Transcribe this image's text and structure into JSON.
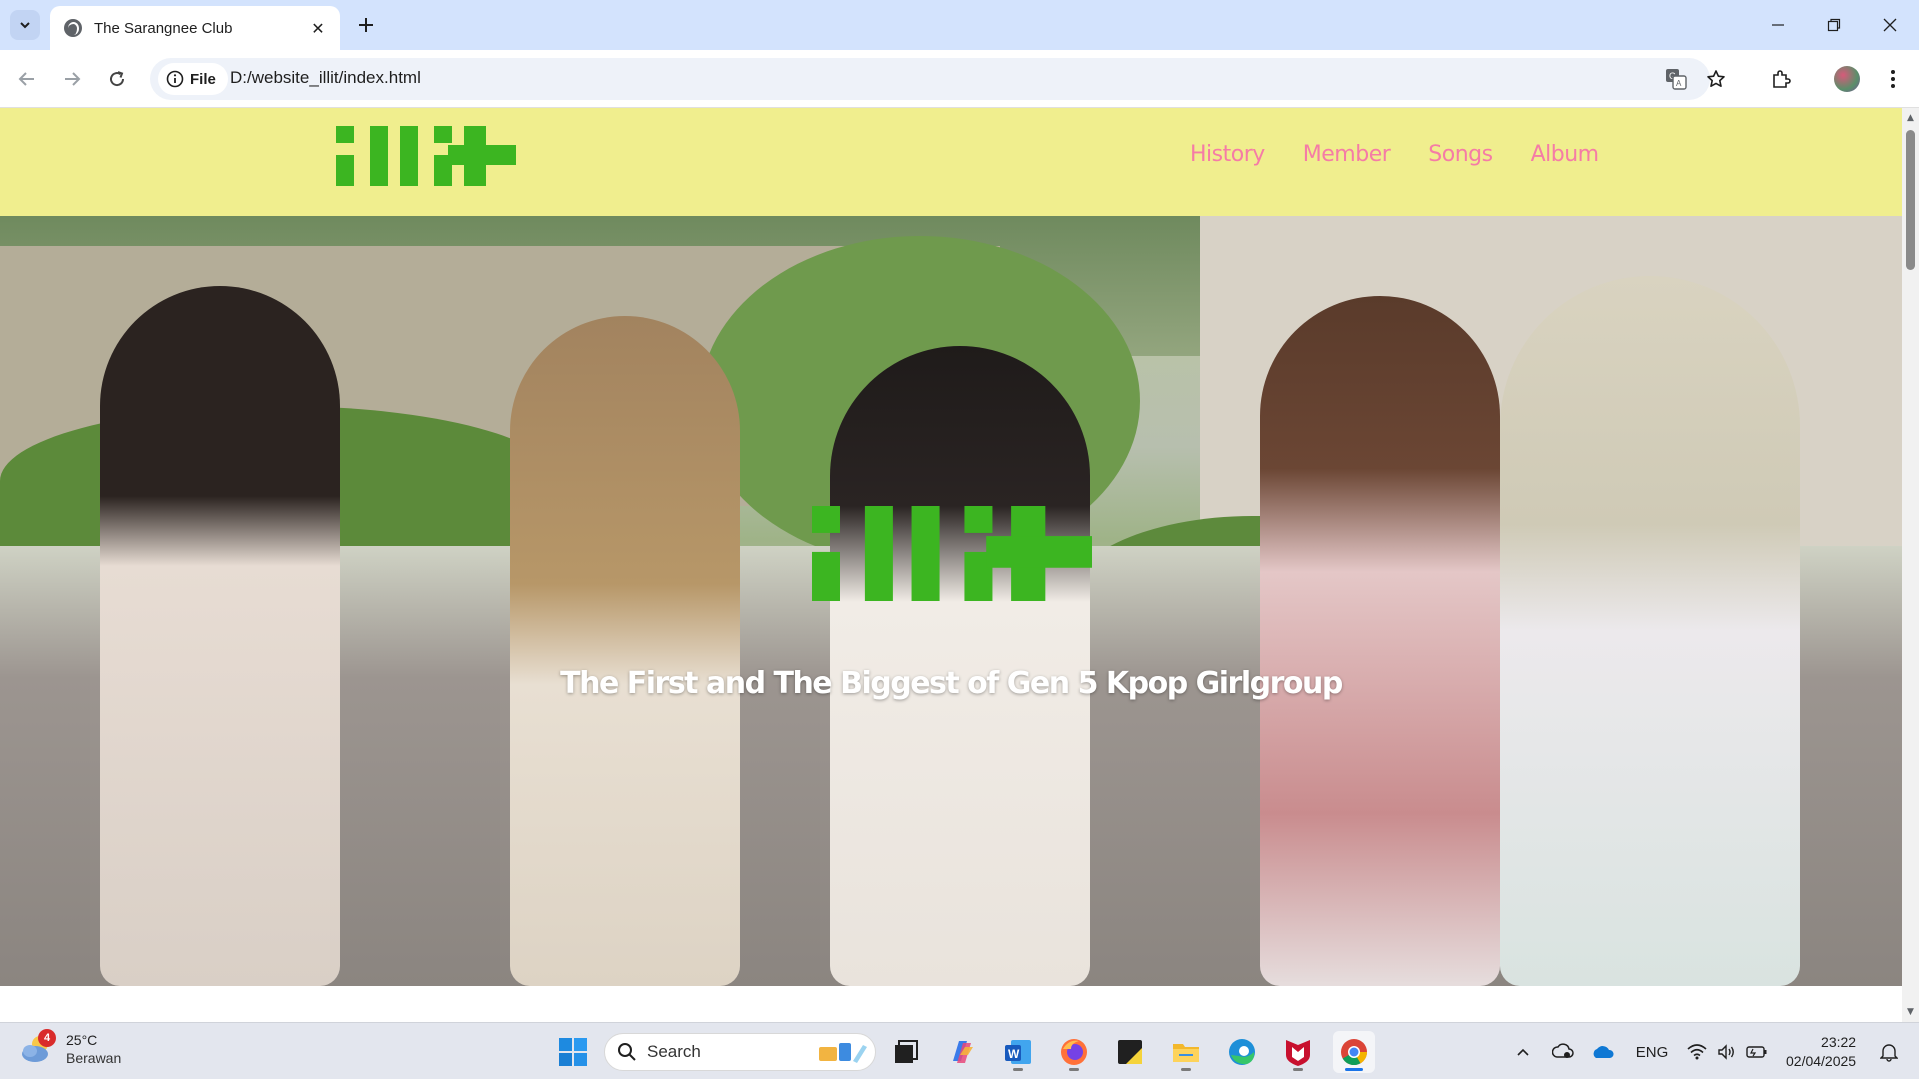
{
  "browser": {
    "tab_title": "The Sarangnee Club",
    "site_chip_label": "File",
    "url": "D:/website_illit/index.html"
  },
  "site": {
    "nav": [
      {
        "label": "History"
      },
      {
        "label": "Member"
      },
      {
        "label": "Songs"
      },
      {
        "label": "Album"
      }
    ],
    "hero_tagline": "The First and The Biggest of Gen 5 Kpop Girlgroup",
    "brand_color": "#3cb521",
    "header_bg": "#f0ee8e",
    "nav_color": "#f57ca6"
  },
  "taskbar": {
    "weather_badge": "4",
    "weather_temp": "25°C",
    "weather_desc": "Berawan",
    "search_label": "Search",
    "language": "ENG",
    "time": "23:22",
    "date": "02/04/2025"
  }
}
◇ ◇ ◇ ◇ ◇
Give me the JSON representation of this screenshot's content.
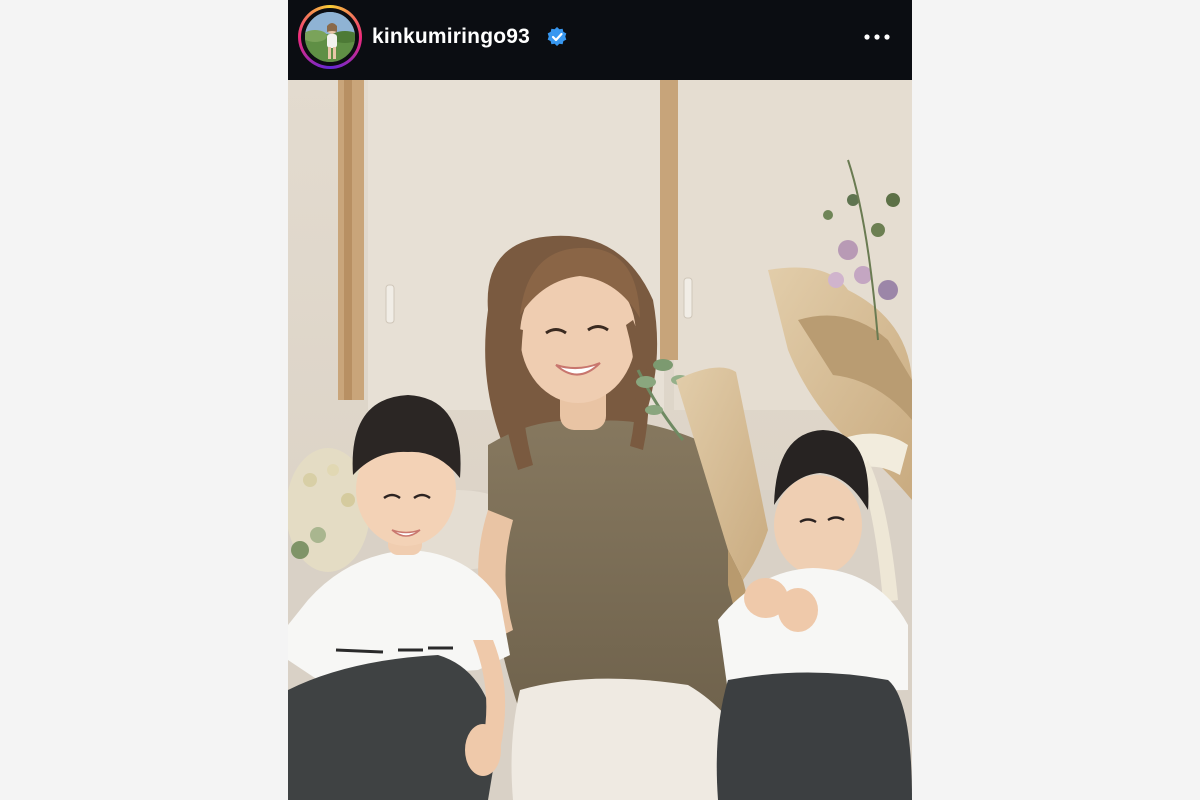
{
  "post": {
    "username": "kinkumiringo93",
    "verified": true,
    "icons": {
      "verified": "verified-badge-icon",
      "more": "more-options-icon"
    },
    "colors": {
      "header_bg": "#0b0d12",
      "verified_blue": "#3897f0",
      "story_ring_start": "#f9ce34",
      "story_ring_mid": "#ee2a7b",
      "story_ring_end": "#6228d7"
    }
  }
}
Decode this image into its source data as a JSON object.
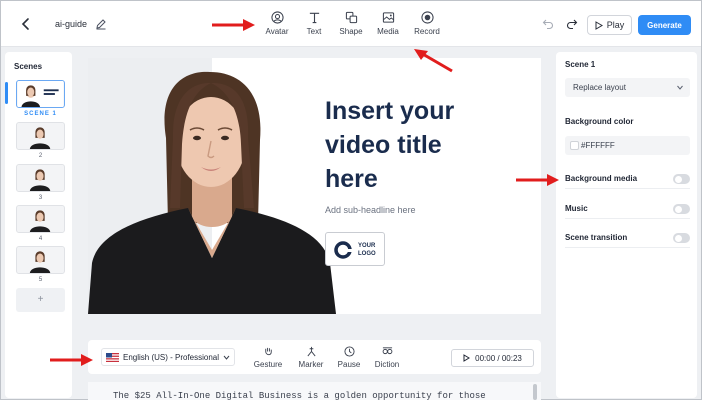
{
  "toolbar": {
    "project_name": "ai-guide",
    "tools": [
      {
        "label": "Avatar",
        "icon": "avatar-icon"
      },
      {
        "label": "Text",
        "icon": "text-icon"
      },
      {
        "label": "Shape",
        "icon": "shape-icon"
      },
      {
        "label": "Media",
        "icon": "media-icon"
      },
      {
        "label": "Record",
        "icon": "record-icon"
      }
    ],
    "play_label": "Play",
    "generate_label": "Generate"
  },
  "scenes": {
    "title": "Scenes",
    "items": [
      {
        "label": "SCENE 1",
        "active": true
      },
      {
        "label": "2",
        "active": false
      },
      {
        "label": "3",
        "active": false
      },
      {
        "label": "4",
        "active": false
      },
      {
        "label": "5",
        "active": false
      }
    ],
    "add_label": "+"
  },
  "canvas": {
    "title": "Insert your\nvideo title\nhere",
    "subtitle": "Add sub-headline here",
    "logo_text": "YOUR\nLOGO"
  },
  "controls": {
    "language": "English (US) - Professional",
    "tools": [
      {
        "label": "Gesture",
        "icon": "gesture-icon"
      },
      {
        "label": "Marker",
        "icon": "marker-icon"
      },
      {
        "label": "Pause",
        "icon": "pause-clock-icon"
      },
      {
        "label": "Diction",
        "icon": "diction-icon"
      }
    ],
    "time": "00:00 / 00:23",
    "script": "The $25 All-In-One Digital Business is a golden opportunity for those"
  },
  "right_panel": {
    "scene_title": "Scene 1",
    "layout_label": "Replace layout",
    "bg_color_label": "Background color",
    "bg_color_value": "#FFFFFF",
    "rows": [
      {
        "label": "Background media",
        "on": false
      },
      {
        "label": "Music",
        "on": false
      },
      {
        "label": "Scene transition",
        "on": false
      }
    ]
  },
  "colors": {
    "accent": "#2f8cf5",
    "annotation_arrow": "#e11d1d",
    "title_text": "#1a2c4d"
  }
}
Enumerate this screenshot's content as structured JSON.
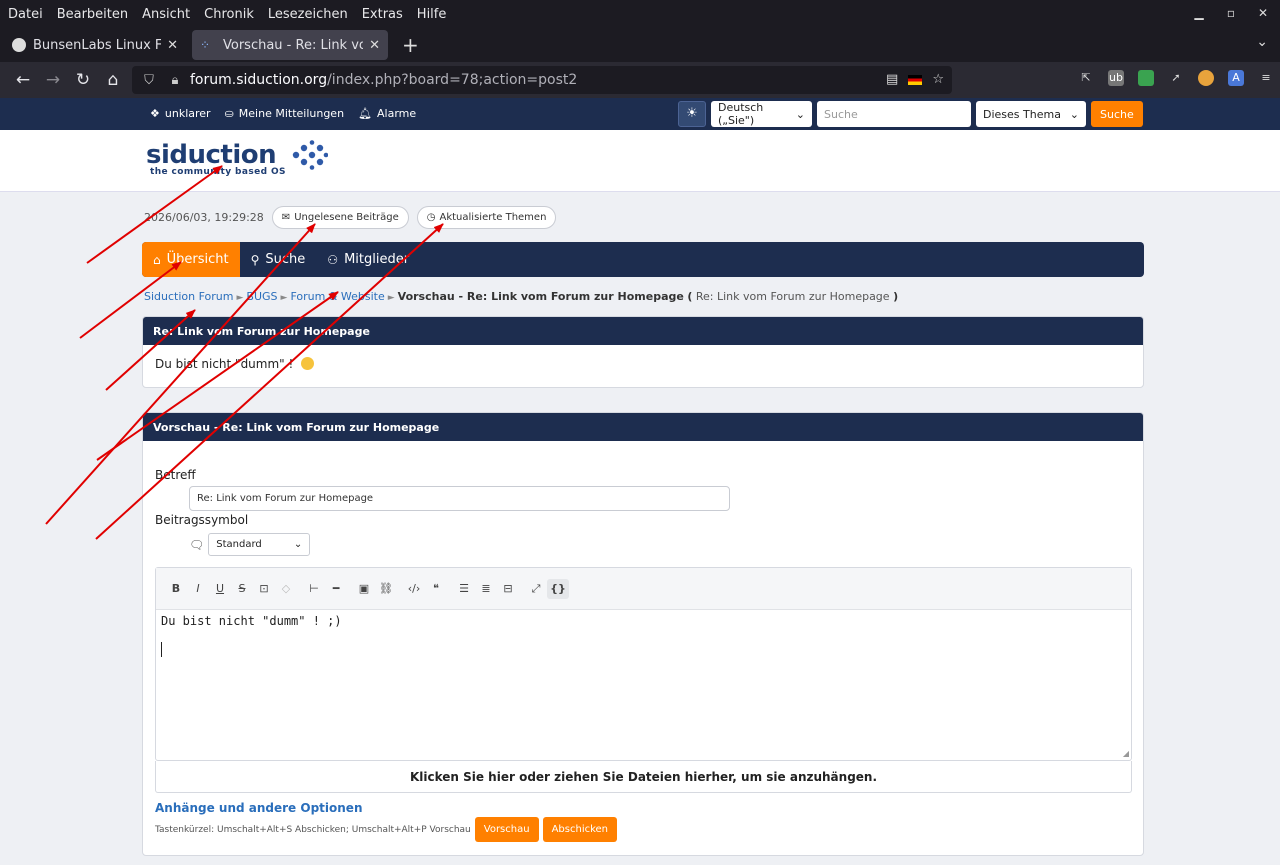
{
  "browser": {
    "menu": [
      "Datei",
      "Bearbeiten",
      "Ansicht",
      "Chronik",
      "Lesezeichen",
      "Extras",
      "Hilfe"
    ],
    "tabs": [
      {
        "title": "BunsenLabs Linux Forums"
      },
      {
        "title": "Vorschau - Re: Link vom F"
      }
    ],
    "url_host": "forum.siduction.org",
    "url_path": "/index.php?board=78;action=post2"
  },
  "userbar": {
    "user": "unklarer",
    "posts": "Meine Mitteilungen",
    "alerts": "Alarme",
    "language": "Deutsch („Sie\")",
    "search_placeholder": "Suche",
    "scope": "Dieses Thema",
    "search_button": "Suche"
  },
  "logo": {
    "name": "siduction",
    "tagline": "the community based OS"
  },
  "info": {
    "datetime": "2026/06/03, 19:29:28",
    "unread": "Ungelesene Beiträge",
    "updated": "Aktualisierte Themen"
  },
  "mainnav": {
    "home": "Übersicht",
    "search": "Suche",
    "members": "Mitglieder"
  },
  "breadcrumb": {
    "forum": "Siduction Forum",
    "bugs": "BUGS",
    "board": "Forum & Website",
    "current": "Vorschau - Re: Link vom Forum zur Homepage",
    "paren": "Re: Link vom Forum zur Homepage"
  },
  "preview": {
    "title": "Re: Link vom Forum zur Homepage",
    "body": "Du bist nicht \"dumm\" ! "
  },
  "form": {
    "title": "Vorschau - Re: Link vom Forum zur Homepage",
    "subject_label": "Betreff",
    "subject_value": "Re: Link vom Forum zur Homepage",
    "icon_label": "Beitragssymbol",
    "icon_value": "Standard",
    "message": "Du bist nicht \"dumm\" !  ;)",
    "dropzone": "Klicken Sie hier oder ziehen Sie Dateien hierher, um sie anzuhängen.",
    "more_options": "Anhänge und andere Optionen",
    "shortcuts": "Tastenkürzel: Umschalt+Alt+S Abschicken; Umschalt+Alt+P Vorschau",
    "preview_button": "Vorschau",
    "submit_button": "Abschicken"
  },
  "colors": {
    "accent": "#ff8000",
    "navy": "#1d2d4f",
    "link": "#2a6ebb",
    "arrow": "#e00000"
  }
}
◇ ◇ ◇ ◇ ◇
* **What to produce**
Look through the entries above; copy every line holding the string "Homepage".

* **Exercise solution**
    "current": "Vorschau - Re: Link vom Forum zur Homepage",
    "paren": "Re: Link vom Forum zur Homepage"
    "title": "Re: Link vom Forum zur Homepage",
    "title": "Vorschau - Re: Link vom Forum zur Homepage",
    "subject_value": "Re: Link vom Forum zur Homepage",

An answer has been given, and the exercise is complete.